EXERCISE DESCRIPTION = What is the number of lines containing the word "cours"? Please answer with that number and nothing more.

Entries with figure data
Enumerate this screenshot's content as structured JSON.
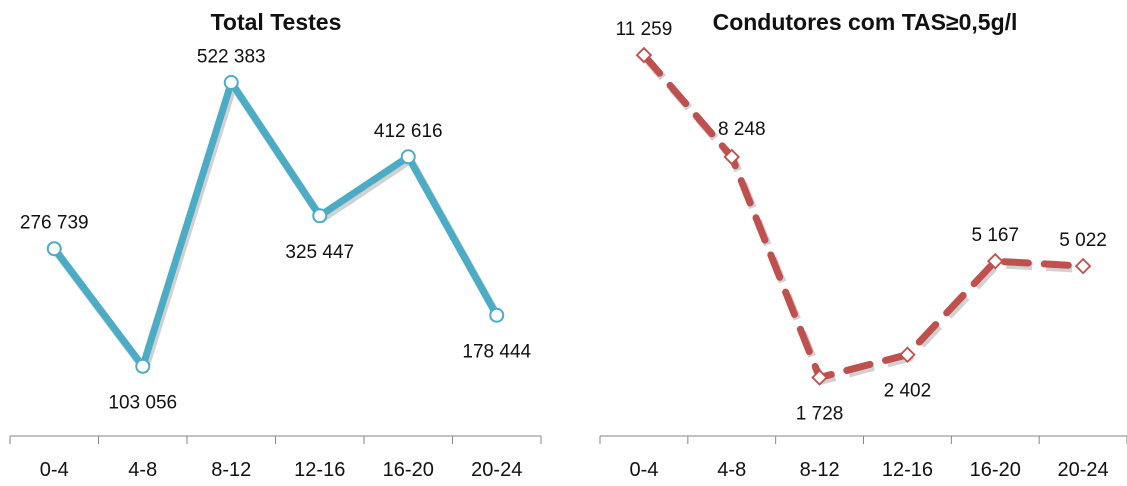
{
  "chart_data": [
    {
      "type": "line",
      "title": "Total Testes",
      "categories": [
        "0-4",
        "4-8",
        "8-12",
        "12-16",
        "16-20",
        "20-24"
      ],
      "values": [
        276739,
        103056,
        522383,
        325447,
        412616,
        178444
      ],
      "value_labels": [
        "276 739",
        "103 056",
        "522 383",
        "325 447",
        "412 616",
        "178 444"
      ],
      "xlabel": "",
      "ylabel": "",
      "ylim": [
        0,
        600000
      ],
      "grid": false,
      "legend": "none",
      "line_color": "#4BACC6",
      "line_style": "solid",
      "marker": "circle"
    },
    {
      "type": "line",
      "title": "Condutores com TAS≥0,5g/l",
      "categories": [
        "0-4",
        "4-8",
        "8-12",
        "12-16",
        "16-20",
        "20-24"
      ],
      "values": [
        11259,
        8248,
        1728,
        2402,
        5167,
        5022
      ],
      "value_labels": [
        "11 259",
        "8 248",
        "1 728",
        "2 402",
        "5 167",
        "5 022"
      ],
      "xlabel": "",
      "ylabel": "",
      "ylim": [
        0,
        12000
      ],
      "grid": false,
      "legend": "none",
      "line_color": "#C0504D",
      "line_style": "dashed",
      "marker": "diamond"
    }
  ]
}
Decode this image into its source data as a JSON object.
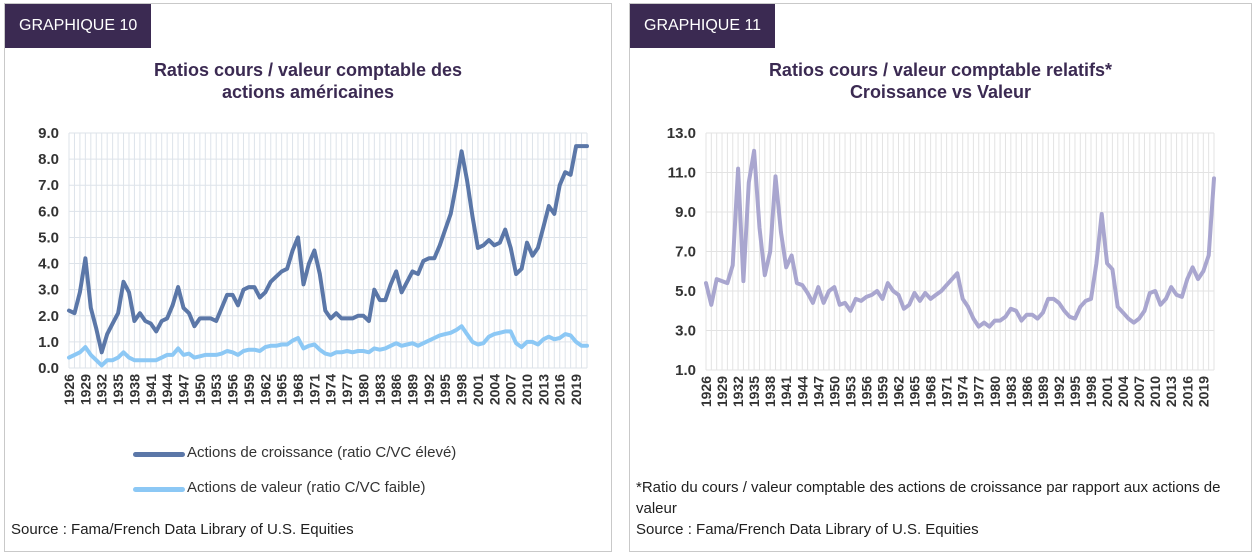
{
  "panels": [
    {
      "badge": "GRAPHIQUE 10",
      "title_line1": "Ratios cours / valeur comptable des",
      "title_line2": "actions américaines",
      "source": "Source : Fama/French Data Library of U.S. Equities"
    },
    {
      "badge": "GRAPHIQUE 11",
      "title_line1": "Ratios cours / valeur comptable relatifs*",
      "title_line2": "Croissance vs Valeur",
      "note": "*Ratio du cours / valeur comptable des actions de croissance par rapport aux actions de valeur",
      "source": "Source : Fama/French Data Library of U.S. Equities"
    }
  ],
  "chart_data": [
    {
      "type": "line",
      "title": "Ratios cours / valeur comptable des actions américaines",
      "ylim": [
        0,
        9
      ],
      "yticks": [
        "0.0",
        "1.0",
        "2.0",
        "3.0",
        "4.0",
        "5.0",
        "6.0",
        "7.0",
        "8.0",
        "9.0"
      ],
      "xlim": [
        1926,
        2021
      ],
      "xticks": [
        "1926",
        "1929",
        "1932",
        "1935",
        "1938",
        "1941",
        "1944",
        "1947",
        "1950",
        "1953",
        "1956",
        "1959",
        "1962",
        "1965",
        "1968",
        "1971",
        "1974",
        "1977",
        "1980",
        "1983",
        "1986",
        "1989",
        "1992",
        "1995",
        "1998",
        "2001",
        "2004",
        "2007",
        "2010",
        "2013",
        "2016",
        "2019"
      ],
      "grid": true,
      "legend": "bottom",
      "colors": {
        "growth": "#5b77a8",
        "value": "#8cc8f5",
        "grid": "#dde3ea"
      },
      "series": [
        {
          "name": "Actions de croissance (ratio C/VC élevé)",
          "x": [
            1926,
            1927,
            1928,
            1929,
            1930,
            1931,
            1932,
            1933,
            1934,
            1935,
            1936,
            1937,
            1938,
            1939,
            1940,
            1941,
            1942,
            1943,
            1944,
            1945,
            1946,
            1947,
            1948,
            1949,
            1950,
            1951,
            1952,
            1953,
            1954,
            1955,
            1956,
            1957,
            1958,
            1959,
            1960,
            1961,
            1962,
            1963,
            1964,
            1965,
            1966,
            1967,
            1968,
            1969,
            1970,
            1971,
            1972,
            1973,
            1974,
            1975,
            1976,
            1977,
            1978,
            1979,
            1980,
            1981,
            1982,
            1983,
            1984,
            1985,
            1986,
            1987,
            1988,
            1989,
            1990,
            1991,
            1992,
            1993,
            1994,
            1995,
            1996,
            1997,
            1998,
            1999,
            2000,
            2001,
            2002,
            2003,
            2004,
            2005,
            2006,
            2007,
            2008,
            2009,
            2010,
            2011,
            2012,
            2013,
            2014,
            2015,
            2016,
            2017,
            2018,
            2019,
            2020,
            2021
          ],
          "values": [
            2.2,
            2.1,
            2.9,
            4.2,
            2.3,
            1.5,
            0.6,
            1.3,
            1.7,
            2.1,
            3.3,
            2.9,
            1.8,
            2.1,
            1.8,
            1.7,
            1.4,
            1.8,
            1.9,
            2.4,
            3.1,
            2.3,
            2.1,
            1.6,
            1.9,
            1.9,
            1.9,
            1.8,
            2.3,
            2.8,
            2.8,
            2.4,
            3.0,
            3.1,
            3.1,
            2.7,
            2.9,
            3.3,
            3.5,
            3.7,
            3.8,
            4.5,
            5.0,
            3.2,
            4.0,
            4.5,
            3.6,
            2.2,
            1.9,
            2.1,
            1.9,
            1.9,
            1.9,
            2.0,
            2.0,
            1.8,
            3.0,
            2.6,
            2.6,
            3.2,
            3.7,
            2.9,
            3.3,
            3.7,
            3.6,
            4.1,
            4.2,
            4.2,
            4.7,
            5.3,
            5.9,
            7.0,
            8.3,
            7.2,
            5.8,
            4.6,
            4.7,
            4.9,
            4.7,
            4.8,
            5.3,
            4.6,
            3.6,
            3.8,
            4.8,
            4.3,
            4.6,
            5.4,
            6.2,
            5.9,
            7.0,
            7.5,
            7.4,
            8.5,
            8.5,
            8.5
          ]
        },
        {
          "name": "Actions de valeur (ratio C/VC faible)",
          "x": [
            1926,
            1927,
            1928,
            1929,
            1930,
            1931,
            1932,
            1933,
            1934,
            1935,
            1936,
            1937,
            1938,
            1939,
            1940,
            1941,
            1942,
            1943,
            1944,
            1945,
            1946,
            1947,
            1948,
            1949,
            1950,
            1951,
            1952,
            1953,
            1954,
            1955,
            1956,
            1957,
            1958,
            1959,
            1960,
            1961,
            1962,
            1963,
            1964,
            1965,
            1966,
            1967,
            1968,
            1969,
            1970,
            1971,
            1972,
            1973,
            1974,
            1975,
            1976,
            1977,
            1978,
            1979,
            1980,
            1981,
            1982,
            1983,
            1984,
            1985,
            1986,
            1987,
            1988,
            1989,
            1990,
            1991,
            1992,
            1993,
            1994,
            1995,
            1996,
            1997,
            1998,
            1999,
            2000,
            2001,
            2002,
            2003,
            2004,
            2005,
            2006,
            2007,
            2008,
            2009,
            2010,
            2011,
            2012,
            2013,
            2014,
            2015,
            2016,
            2017,
            2018,
            2019,
            2020,
            2021
          ],
          "values": [
            0.4,
            0.5,
            0.6,
            0.8,
            0.5,
            0.3,
            0.1,
            0.3,
            0.3,
            0.4,
            0.6,
            0.4,
            0.3,
            0.3,
            0.3,
            0.3,
            0.3,
            0.4,
            0.5,
            0.5,
            0.75,
            0.5,
            0.55,
            0.4,
            0.45,
            0.5,
            0.5,
            0.5,
            0.55,
            0.65,
            0.6,
            0.5,
            0.65,
            0.7,
            0.7,
            0.65,
            0.8,
            0.85,
            0.85,
            0.9,
            0.9,
            1.05,
            1.15,
            0.75,
            0.85,
            0.9,
            0.7,
            0.55,
            0.5,
            0.6,
            0.6,
            0.65,
            0.6,
            0.65,
            0.65,
            0.6,
            0.75,
            0.7,
            0.75,
            0.85,
            0.95,
            0.85,
            0.9,
            0.95,
            0.85,
            0.95,
            1.05,
            1.15,
            1.25,
            1.3,
            1.35,
            1.45,
            1.6,
            1.3,
            1.0,
            0.9,
            0.95,
            1.2,
            1.3,
            1.35,
            1.4,
            1.4,
            0.95,
            0.8,
            1.0,
            1.0,
            0.9,
            1.1,
            1.2,
            1.1,
            1.15,
            1.3,
            1.25,
            1.0,
            0.85,
            0.85
          ]
        }
      ]
    },
    {
      "type": "line",
      "title": "Ratios cours / valeur comptable relatifs* Croissance vs Valeur",
      "ylim": [
        1,
        13
      ],
      "yticks": [
        "1.0",
        "3.0",
        "5.0",
        "7.0",
        "9.0",
        "11.0",
        "13.0"
      ],
      "xlim": [
        1926,
        2021
      ],
      "xticks": [
        "1926",
        "1929",
        "1932",
        "1935",
        "1938",
        "1941",
        "1944",
        "1947",
        "1950",
        "1953",
        "1956",
        "1959",
        "1962",
        "1965",
        "1968",
        "1971",
        "1974",
        "1977",
        "1980",
        "1983",
        "1986",
        "1989",
        "1992",
        "1995",
        "1998",
        "2001",
        "2004",
        "2007",
        "2010",
        "2013",
        "2016",
        "2019"
      ],
      "grid": true,
      "legend": "none",
      "colors": {
        "ratio": "#a9a6cf",
        "grid": "#e3e3e3"
      },
      "series": [
        {
          "name": "",
          "x": [
            1926,
            1927,
            1928,
            1929,
            1930,
            1931,
            1932,
            1933,
            1934,
            1935,
            1936,
            1937,
            1938,
            1939,
            1940,
            1941,
            1942,
            1943,
            1944,
            1945,
            1946,
            1947,
            1948,
            1949,
            1950,
            1951,
            1952,
            1953,
            1954,
            1955,
            1956,
            1957,
            1958,
            1959,
            1960,
            1961,
            1962,
            1963,
            1964,
            1965,
            1966,
            1967,
            1968,
            1969,
            1970,
            1971,
            1972,
            1973,
            1974,
            1975,
            1976,
            1977,
            1978,
            1979,
            1980,
            1981,
            1982,
            1983,
            1984,
            1985,
            1986,
            1987,
            1988,
            1989,
            1990,
            1991,
            1992,
            1993,
            1994,
            1995,
            1996,
            1997,
            1998,
            1999,
            2000,
            2001,
            2002,
            2003,
            2004,
            2005,
            2006,
            2007,
            2008,
            2009,
            2010,
            2011,
            2012,
            2013,
            2014,
            2015,
            2016,
            2017,
            2018,
            2019,
            2020,
            2021
          ],
          "values": [
            5.4,
            4.3,
            5.6,
            5.5,
            5.4,
            6.3,
            11.2,
            5.5,
            10.5,
            12.1,
            8.2,
            5.8,
            7.0,
            10.8,
            8.0,
            6.2,
            6.8,
            5.4,
            5.3,
            4.9,
            4.4,
            5.2,
            4.4,
            5.0,
            5.2,
            4.3,
            4.4,
            4.0,
            4.6,
            4.5,
            4.7,
            4.8,
            5.0,
            4.6,
            5.4,
            5.0,
            4.8,
            4.1,
            4.3,
            4.9,
            4.5,
            4.9,
            4.6,
            4.8,
            5.0,
            5.3,
            5.6,
            5.9,
            4.6,
            4.2,
            3.6,
            3.2,
            3.4,
            3.2,
            3.5,
            3.5,
            3.7,
            4.1,
            4.0,
            3.5,
            3.8,
            3.8,
            3.6,
            3.9,
            4.6,
            4.6,
            4.4,
            4.0,
            3.7,
            3.6,
            4.2,
            4.5,
            4.6,
            6.4,
            8.9,
            6.4,
            6.1,
            4.2,
            3.9,
            3.6,
            3.4,
            3.6,
            4.0,
            4.9,
            5.0,
            4.3,
            4.6,
            5.2,
            4.8,
            4.7,
            5.6,
            6.2,
            5.6,
            6.0,
            6.8,
            10.7
          ]
        }
      ]
    }
  ]
}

COMPLETED EXERCISE = 5